— THE INPUT —
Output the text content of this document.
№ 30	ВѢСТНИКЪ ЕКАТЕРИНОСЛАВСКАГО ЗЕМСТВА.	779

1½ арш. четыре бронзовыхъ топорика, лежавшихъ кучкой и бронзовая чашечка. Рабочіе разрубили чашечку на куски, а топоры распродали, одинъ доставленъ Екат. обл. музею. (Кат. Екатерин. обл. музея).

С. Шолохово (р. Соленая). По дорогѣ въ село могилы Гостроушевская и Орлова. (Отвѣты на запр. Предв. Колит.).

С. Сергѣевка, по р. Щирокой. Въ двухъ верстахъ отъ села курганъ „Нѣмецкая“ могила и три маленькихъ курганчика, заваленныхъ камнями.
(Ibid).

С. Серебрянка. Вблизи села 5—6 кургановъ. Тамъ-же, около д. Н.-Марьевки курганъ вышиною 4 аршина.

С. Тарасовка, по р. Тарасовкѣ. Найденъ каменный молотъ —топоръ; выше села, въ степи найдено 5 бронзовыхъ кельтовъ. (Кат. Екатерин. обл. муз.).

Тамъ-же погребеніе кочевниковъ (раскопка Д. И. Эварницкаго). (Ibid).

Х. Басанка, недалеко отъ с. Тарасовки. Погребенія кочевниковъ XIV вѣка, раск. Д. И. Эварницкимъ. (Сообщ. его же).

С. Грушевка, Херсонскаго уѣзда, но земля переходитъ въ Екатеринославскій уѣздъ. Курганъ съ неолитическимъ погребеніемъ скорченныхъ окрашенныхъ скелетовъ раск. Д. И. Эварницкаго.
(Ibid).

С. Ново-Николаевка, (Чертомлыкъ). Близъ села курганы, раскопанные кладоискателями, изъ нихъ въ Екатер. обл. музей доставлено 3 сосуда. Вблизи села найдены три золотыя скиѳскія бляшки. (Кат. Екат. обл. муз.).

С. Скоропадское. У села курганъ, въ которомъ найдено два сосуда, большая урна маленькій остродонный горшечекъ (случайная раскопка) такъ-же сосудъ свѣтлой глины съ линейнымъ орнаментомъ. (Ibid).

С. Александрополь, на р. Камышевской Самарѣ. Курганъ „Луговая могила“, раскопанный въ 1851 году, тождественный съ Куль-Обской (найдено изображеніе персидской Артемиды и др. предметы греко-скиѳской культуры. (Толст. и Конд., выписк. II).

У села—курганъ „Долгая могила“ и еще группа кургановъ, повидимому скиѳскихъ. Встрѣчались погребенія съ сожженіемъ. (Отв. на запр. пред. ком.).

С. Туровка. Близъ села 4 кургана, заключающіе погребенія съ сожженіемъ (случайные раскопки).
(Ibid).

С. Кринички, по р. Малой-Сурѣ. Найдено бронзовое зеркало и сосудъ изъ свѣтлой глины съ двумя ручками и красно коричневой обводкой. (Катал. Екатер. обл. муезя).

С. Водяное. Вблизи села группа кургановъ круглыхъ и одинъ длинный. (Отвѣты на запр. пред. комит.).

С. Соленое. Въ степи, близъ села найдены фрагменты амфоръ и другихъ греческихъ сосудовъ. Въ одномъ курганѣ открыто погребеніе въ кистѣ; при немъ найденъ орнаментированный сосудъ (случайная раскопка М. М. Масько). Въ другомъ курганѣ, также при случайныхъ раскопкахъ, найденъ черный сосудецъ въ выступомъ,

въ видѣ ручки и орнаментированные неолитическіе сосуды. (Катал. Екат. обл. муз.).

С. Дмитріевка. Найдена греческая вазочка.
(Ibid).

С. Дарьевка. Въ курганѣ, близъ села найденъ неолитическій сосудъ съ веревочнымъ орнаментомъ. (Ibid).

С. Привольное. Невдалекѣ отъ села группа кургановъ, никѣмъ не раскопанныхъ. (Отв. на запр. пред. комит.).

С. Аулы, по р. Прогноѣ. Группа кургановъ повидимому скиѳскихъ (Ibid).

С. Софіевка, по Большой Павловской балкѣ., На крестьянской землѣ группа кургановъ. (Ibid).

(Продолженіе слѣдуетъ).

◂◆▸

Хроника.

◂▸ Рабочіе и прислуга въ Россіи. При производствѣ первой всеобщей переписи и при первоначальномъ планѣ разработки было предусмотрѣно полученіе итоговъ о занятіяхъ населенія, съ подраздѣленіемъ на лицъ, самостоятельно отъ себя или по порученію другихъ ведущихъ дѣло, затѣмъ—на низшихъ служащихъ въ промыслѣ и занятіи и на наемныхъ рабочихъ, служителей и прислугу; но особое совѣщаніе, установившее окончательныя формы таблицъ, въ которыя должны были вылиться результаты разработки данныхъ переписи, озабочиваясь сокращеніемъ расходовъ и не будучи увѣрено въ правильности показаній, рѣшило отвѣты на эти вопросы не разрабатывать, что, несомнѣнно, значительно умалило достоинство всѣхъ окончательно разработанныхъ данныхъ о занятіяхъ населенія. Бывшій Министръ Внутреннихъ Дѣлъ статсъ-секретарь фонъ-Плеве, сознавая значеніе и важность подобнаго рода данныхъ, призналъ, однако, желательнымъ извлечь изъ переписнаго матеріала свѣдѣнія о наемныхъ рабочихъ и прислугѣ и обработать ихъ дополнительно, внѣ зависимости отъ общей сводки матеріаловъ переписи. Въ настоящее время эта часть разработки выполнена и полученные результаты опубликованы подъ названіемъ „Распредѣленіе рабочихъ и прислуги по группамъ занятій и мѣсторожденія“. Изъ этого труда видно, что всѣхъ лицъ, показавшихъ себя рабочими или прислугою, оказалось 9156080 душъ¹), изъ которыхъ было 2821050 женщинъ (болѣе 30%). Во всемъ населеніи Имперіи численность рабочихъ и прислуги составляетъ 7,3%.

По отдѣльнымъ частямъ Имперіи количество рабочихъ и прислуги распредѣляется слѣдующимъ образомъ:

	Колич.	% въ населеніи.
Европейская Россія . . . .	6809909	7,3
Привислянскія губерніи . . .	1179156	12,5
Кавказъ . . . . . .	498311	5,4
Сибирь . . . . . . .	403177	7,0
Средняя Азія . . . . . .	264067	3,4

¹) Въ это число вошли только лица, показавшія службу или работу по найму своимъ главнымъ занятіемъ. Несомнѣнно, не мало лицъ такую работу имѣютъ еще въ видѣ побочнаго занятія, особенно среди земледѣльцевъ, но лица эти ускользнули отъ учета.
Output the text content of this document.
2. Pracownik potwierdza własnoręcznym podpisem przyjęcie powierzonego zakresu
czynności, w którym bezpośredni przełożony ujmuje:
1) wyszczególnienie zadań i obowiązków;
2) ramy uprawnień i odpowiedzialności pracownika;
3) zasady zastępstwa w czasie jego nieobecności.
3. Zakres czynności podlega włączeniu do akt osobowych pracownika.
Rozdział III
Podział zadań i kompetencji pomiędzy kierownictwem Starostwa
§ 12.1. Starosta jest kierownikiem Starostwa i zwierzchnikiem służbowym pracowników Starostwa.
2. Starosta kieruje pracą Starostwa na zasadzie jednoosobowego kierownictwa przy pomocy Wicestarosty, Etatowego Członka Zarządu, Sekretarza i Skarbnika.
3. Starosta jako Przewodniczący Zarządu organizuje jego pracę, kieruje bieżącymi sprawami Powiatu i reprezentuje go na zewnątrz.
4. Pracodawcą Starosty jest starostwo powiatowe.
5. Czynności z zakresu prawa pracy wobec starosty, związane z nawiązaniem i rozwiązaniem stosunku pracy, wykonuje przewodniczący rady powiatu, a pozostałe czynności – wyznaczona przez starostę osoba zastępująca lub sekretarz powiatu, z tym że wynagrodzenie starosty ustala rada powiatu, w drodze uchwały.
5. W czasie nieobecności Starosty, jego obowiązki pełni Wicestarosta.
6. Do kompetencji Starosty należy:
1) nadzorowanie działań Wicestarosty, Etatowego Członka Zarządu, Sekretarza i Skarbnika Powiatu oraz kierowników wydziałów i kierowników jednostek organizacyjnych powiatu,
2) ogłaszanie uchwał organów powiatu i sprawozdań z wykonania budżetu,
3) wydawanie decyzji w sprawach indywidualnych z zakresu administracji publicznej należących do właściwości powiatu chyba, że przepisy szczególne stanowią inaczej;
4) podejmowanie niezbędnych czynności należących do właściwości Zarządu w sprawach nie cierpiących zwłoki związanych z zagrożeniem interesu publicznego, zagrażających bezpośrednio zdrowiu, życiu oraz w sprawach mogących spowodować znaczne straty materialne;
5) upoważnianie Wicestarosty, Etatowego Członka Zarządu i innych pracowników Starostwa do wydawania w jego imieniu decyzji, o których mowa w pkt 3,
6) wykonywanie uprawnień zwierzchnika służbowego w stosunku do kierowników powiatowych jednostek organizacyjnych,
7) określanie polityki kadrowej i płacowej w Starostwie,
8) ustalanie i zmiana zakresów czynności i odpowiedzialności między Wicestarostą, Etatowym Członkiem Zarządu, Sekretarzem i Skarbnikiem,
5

— WHAT YOU NEED TO DO —
Above are several records. Count the lines among them that contain "рабочихъ" and give only the total.

— RESPONSE FOR THIS EXERCISE —
2